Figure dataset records
◇ ◇ ◇ ◇

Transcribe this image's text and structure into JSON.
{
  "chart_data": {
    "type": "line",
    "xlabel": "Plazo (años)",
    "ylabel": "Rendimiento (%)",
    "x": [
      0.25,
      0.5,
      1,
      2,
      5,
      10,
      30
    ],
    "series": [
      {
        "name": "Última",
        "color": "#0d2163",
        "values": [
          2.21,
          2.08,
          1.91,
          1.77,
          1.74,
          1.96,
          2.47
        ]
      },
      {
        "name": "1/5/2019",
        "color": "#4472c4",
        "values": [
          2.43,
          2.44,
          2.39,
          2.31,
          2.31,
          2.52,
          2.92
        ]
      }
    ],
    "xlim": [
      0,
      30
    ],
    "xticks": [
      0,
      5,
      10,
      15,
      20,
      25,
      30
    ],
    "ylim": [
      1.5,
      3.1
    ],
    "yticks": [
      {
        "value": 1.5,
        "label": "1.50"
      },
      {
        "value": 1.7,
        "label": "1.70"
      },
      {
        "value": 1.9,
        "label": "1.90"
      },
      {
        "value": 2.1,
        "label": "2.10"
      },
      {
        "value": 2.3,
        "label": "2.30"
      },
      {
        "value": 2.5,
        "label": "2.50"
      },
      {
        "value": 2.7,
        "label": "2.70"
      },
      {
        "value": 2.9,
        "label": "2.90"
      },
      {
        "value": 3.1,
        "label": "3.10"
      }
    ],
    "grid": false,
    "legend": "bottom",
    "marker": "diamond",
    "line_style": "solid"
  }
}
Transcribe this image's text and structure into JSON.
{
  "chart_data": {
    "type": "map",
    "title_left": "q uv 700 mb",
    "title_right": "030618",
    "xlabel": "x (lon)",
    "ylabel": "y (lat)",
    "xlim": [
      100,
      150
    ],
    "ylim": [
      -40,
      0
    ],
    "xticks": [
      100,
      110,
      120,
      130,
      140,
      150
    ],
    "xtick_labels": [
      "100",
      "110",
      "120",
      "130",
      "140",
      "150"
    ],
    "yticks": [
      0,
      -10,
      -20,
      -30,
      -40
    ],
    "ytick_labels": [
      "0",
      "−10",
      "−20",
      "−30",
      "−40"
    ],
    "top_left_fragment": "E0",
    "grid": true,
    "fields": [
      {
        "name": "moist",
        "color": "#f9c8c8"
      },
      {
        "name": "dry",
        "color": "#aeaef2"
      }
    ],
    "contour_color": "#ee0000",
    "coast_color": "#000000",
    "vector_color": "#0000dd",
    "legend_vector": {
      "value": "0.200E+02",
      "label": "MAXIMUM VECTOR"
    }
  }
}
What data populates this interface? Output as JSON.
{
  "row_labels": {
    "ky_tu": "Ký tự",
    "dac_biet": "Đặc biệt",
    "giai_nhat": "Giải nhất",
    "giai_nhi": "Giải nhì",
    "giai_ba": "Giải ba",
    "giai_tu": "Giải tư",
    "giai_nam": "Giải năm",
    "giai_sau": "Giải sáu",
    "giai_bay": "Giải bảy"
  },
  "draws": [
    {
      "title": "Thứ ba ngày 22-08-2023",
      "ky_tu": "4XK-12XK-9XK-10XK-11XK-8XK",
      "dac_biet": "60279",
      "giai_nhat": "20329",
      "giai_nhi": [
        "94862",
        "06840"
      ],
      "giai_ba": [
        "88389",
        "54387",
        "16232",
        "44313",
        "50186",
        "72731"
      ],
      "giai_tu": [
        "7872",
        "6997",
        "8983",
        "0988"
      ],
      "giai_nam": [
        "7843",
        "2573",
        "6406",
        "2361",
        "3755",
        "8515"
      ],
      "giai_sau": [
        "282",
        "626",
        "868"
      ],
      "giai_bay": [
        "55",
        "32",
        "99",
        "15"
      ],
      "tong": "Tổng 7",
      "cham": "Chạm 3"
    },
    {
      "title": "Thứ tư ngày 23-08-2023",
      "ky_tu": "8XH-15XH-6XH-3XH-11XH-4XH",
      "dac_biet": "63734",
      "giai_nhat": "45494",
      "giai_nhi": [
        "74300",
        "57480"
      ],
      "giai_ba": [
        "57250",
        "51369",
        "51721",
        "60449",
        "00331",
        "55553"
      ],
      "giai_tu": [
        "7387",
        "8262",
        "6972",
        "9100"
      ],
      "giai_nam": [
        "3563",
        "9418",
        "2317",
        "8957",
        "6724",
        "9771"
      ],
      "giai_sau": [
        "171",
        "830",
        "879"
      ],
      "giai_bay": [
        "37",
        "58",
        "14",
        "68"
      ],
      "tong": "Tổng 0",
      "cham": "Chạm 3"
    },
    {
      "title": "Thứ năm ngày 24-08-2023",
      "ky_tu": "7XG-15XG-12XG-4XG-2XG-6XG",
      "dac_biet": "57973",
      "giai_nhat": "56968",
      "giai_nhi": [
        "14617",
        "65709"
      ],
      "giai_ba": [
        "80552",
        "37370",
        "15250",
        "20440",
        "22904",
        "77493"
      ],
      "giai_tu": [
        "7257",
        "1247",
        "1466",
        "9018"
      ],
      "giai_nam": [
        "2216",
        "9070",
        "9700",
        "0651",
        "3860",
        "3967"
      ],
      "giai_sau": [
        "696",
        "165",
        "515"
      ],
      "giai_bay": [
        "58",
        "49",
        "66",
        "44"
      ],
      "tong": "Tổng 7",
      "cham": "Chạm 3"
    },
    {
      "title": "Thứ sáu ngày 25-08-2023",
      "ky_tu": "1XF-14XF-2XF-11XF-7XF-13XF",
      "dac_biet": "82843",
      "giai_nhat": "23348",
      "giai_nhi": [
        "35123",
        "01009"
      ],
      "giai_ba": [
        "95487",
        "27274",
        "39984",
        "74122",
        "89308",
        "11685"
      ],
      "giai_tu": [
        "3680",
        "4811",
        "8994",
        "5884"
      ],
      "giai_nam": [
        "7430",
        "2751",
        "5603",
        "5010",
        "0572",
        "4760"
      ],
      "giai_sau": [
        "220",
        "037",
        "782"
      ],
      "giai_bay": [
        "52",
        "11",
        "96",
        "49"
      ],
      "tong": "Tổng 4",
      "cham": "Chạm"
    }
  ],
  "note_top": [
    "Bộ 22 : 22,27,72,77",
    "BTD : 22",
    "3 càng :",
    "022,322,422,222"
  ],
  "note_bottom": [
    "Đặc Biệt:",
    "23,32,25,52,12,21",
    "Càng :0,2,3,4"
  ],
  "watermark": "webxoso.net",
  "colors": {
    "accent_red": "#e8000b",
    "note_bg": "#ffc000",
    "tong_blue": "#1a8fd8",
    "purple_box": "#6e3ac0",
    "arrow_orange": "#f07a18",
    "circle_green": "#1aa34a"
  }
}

◇ ◇ ◇ ◇

Every line above needs to be retyped exactly.

Transcribe this image's text and structure into JSON.
{
  "chart_data": {
    "type": "line",
    "xlabel": "Plazo (años)",
    "ylabel": "Rendimiento (%)",
    "x": [
      0.25,
      0.5,
      1,
      2,
      5,
      10,
      30
    ],
    "series": [
      {
        "name": "Última",
        "color": "#0d2163",
        "values": [
          2.21,
          2.08,
          1.91,
          1.77,
          1.74,
          1.96,
          2.47
        ]
      },
      {
        "name": "1/5/2019",
        "color": "#4472c4",
        "values": [
          2.43,
          2.44,
          2.39,
          2.31,
          2.31,
          2.52,
          2.92
        ]
      }
    ],
    "xlim": [
      0,
      30
    ],
    "xticks": [
      0,
      5,
      10,
      15,
      20,
      25,
      30
    ],
    "ylim": [
      1.5,
      3.1
    ],
    "yticks": [
      {
        "value": 1.5,
        "label": "1.50"
      },
      {
        "value": 1.7,
        "label": "1.70"
      },
      {
        "value": 1.9,
        "label": "1.90"
      },
      {
        "value": 2.1,
        "label": "2.10"
      },
      {
        "value": 2.3,
        "label": "2.30"
      },
      {
        "value": 2.5,
        "label": "2.50"
      },
      {
        "value": 2.7,
        "label": "2.70"
      },
      {
        "value": 2.9,
        "label": "2.90"
      },
      {
        "value": 3.1,
        "label": "3.10"
      }
    ],
    "grid": false,
    "legend": "bottom",
    "marker": "diamond",
    "line_style": "solid"
  }
}
Transcribe this image's text and structure into JSON.
{
  "chart_data": {
    "type": "map",
    "title_left": "q uv 700 mb",
    "title_right": "030618",
    "xlabel": "x (lon)",
    "ylabel": "y (lat)",
    "xlim": [
      100,
      150
    ],
    "ylim": [
      -40,
      0
    ],
    "xticks": [
      100,
      110,
      120,
      130,
      140,
      150
    ],
    "xtick_labels": [
      "100",
      "110",
      "120",
      "130",
      "140",
      "150"
    ],
    "yticks": [
      0,
      -10,
      -20,
      -30,
      -40
    ],
    "ytick_labels": [
      "0",
      "−10",
      "−20",
      "−30",
      "−40"
    ],
    "top_left_fragment": "E0",
    "grid": true,
    "fields": [
      {
        "name": "moist",
        "color": "#f9c8c8"
      },
      {
        "name": "dry",
        "color": "#aeaef2"
      }
    ],
    "contour_color": "#ee0000",
    "coast_color": "#000000",
    "vector_color": "#0000dd",
    "legend_vector": {
      "value": "0.200E+02",
      "label": "MAXIMUM VECTOR"
    }
  }
}
What data populates this interface? Output as JSON.
{
  "row_labels": {
    "ky_tu": "Ký tự",
    "dac_biet": "Đặc biệt",
    "giai_nhat": "Giải nhất",
    "giai_nhi": "Giải nhì",
    "giai_ba": "Giải ba",
    "giai_tu": "Giải tư",
    "giai_nam": "Giải năm",
    "giai_sau": "Giải sáu",
    "giai_bay": "Giải bảy"
  },
  "draws": [
    {
      "title": "Thứ ba ngày 22-08-2023",
      "ky_tu": "4XK-12XK-9XK-10XK-11XK-8XK",
      "dac_biet": "60279",
      "giai_nhat": "20329",
      "giai_nhi": [
        "94862",
        "06840"
      ],
      "giai_ba": [
        "88389",
        "54387",
        "16232",
        "44313",
        "50186",
        "72731"
      ],
      "giai_tu": [
        "7872",
        "6997",
        "8983",
        "0988"
      ],
      "giai_nam": [
        "7843",
        "2573",
        "6406",
        "2361",
        "3755",
        "8515"
      ],
      "giai_sau": [
        "282",
        "626",
        "868"
      ],
      "giai_bay": [
        "55",
        "32",
        "99",
        "15"
      ],
      "tong": "Tổng 7",
      "cham": "Chạm 3"
    },
    {
      "title": "Thứ tư ngày 23-08-2023",
      "ky_tu": "8XH-15XH-6XH-3XH-11XH-4XH",
      "dac_biet": "63734",
      "giai_nhat": "45494",
      "giai_nhi": [
        "74300",
        "57480"
      ],
      "giai_ba": [
        "57250",
        "51369",
        "51721",
        "60449",
        "00331",
        "55553"
      ],
      "giai_tu": [
        "7387",
        "8262",
        "6972",
        "9100"
      ],
      "giai_nam": [
        "3563",
        "9418",
        "2317",
        "8957",
        "6724",
        "9771"
      ],
      "giai_sau": [
        "171",
        "830",
        "879"
      ],
      "giai_bay": [
        "37",
        "58",
        "14",
        "68"
      ],
      "tong": "Tổng 0",
      "cham": "Chạm 3"
    },
    {
      "title": "Thứ năm ngày 24-08-2023",
      "ky_tu": "7XG-15XG-12XG-4XG-2XG-6XG",
      "dac_biet": "57973",
      "giai_nhat": "56968",
      "giai_nhi": [
        "14617",
        "65709"
      ],
      "giai_ba": [
        "80552",
        "37370",
        "15250",
        "20440",
        "22904",
        "77493"
      ],
      "giai_tu": [
        "7257",
        "1247",
        "1466",
        "9018"
      ],
      "giai_nam": [
        "2216",
        "9070",
        "9700",
        "0651",
        "3860",
        "3967"
      ],
      "giai_sau": [
        "696",
        "165",
        "515"
      ],
      "giai_bay": [
        "58",
        "49",
        "66",
        "44"
      ],
      "tong": "Tổng 7",
      "cham": "Chạm 3"
    },
    {
      "title": "Thứ sáu ngày 25-08-2023",
      "ky_tu": "1XF-14XF-2XF-11XF-7XF-13XF",
      "dac_biet": "82843",
      "giai_nhat": "23348",
      "giai_nhi": [
        "35123",
        "01009"
      ],
      "giai_ba": [
        "95487",
        "27274",
        "39984",
        "74122",
        "89308",
        "11685"
      ],
      "giai_tu": [
        "3680",
        "4811",
        "8994",
        "5884"
      ],
      "giai_nam": [
        "7430",
        "2751",
        "5603",
        "5010",
        "0572",
        "4760"
      ],
      "giai_sau": [
        "220",
        "037",
        "782"
      ],
      "giai_bay": [
        "52",
        "11",
        "96",
        "49"
      ],
      "tong": "Tổng 4",
      "cham": "Chạm"
    }
  ],
  "note_top": [
    "Bộ 22 : 22,27,72,77",
    "BTD : 22",
    "3 càng :",
    "022,322,422,222"
  ],
  "note_bottom": [
    "Đặc Biệt:",
    "23,32,25,52,12,21",
    "Càng :0,2,3,4"
  ],
  "watermark": "webxoso.net",
  "colors": {
    "accent_red": "#e8000b",
    "note_bg": "#ffc000",
    "tong_blue": "#1a8fd8",
    "purple_box": "#6e3ac0",
    "arrow_orange": "#f07a18",
    "circle_green": "#1aa34a"
  }
}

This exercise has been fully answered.